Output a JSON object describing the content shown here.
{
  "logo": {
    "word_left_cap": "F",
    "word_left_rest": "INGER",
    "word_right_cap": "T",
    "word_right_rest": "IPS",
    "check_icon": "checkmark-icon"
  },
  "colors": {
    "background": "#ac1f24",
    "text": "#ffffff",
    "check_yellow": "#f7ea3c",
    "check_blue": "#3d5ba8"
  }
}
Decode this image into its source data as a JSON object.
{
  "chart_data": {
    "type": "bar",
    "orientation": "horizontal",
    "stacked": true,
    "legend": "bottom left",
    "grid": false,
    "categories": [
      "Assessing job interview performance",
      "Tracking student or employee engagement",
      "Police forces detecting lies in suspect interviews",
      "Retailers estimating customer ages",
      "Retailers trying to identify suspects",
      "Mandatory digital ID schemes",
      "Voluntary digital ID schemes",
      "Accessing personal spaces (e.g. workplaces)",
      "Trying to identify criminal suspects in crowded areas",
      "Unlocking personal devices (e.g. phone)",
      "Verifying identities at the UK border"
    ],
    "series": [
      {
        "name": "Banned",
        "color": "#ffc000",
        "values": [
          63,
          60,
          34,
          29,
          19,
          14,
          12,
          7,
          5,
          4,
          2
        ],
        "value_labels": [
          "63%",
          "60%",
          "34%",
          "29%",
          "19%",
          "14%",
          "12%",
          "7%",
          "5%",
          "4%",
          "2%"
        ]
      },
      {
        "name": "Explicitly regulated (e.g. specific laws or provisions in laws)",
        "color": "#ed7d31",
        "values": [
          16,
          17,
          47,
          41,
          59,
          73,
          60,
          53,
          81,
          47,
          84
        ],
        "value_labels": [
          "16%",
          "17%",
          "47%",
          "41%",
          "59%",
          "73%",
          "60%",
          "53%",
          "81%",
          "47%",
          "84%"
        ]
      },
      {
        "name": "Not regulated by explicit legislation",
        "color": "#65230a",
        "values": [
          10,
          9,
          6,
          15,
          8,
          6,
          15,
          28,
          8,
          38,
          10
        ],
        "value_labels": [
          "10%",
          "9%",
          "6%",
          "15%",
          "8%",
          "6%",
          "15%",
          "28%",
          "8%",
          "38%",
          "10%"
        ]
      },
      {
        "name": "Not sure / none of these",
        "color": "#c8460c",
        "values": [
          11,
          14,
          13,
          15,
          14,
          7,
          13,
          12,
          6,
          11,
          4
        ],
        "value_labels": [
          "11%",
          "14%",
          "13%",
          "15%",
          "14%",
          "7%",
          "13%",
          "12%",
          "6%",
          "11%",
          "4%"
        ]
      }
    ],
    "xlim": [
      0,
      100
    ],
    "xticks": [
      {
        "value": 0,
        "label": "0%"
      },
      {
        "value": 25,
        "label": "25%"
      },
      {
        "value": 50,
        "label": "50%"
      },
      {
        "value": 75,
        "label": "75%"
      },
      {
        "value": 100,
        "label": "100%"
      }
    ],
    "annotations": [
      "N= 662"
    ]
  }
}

• [Description of the task]: Quote the data above in full, changing nothing.

• [Written response]:
Output a JSON object describing the content shown here.
{
  "logo": {
    "word_left_cap": "F",
    "word_left_rest": "INGER",
    "word_right_cap": "T",
    "word_right_rest": "IPS",
    "check_icon": "checkmark-icon"
  },
  "colors": {
    "background": "#ac1f24",
    "text": "#ffffff",
    "check_yellow": "#f7ea3c",
    "check_blue": "#3d5ba8"
  }
}
Decode this image into its source data as a JSON object.
{
  "chart_data": {
    "type": "bar",
    "orientation": "horizontal",
    "stacked": true,
    "legend": "bottom left",
    "grid": false,
    "categories": [
      "Assessing job interview performance",
      "Tracking student or employee engagement",
      "Police forces detecting lies in suspect interviews",
      "Retailers estimating customer ages",
      "Retailers trying to identify suspects",
      "Mandatory digital ID schemes",
      "Voluntary digital ID schemes",
      "Accessing personal spaces (e.g. workplaces)",
      "Trying to identify criminal suspects in crowded areas",
      "Unlocking personal devices (e.g. phone)",
      "Verifying identities at the UK border"
    ],
    "series": [
      {
        "name": "Banned",
        "color": "#ffc000",
        "values": [
          63,
          60,
          34,
          29,
          19,
          14,
          12,
          7,
          5,
          4,
          2
        ],
        "value_labels": [
          "63%",
          "60%",
          "34%",
          "29%",
          "19%",
          "14%",
          "12%",
          "7%",
          "5%",
          "4%",
          "2%"
        ]
      },
      {
        "name": "Explicitly regulated (e.g. specific laws or provisions in laws)",
        "color": "#ed7d31",
        "values": [
          16,
          17,
          47,
          41,
          59,
          73,
          60,
          53,
          81,
          47,
          84
        ],
        "value_labels": [
          "16%",
          "17%",
          "47%",
          "41%",
          "59%",
          "73%",
          "60%",
          "53%",
          "81%",
          "47%",
          "84%"
        ]
      },
      {
        "name": "Not regulated by explicit legislation",
        "color": "#65230a",
        "values": [
          10,
          9,
          6,
          15,
          8,
          6,
          15,
          28,
          8,
          38,
          10
        ],
        "value_labels": [
          "10%",
          "9%",
          "6%",
          "15%",
          "8%",
          "6%",
          "15%",
          "28%",
          "8%",
          "38%",
          "10%"
        ]
      },
      {
        "name": "Not sure / none of these",
        "color": "#c8460c",
        "values": [
          11,
          14,
          13,
          15,
          14,
          7,
          13,
          12,
          6,
          11,
          4
        ],
        "value_labels": [
          "11%",
          "14%",
          "13%",
          "15%",
          "14%",
          "7%",
          "13%",
          "12%",
          "6%",
          "11%",
          "4%"
        ]
      }
    ],
    "xlim": [
      0,
      100
    ],
    "xticks": [
      {
        "value": 0,
        "label": "0%"
      },
      {
        "value": 25,
        "label": "25%"
      },
      {
        "value": 50,
        "label": "50%"
      },
      {
        "value": 75,
        "label": "75%"
      },
      {
        "value": 100,
        "label": "100%"
      }
    ],
    "annotations": [
      "N= 662"
    ]
  }
}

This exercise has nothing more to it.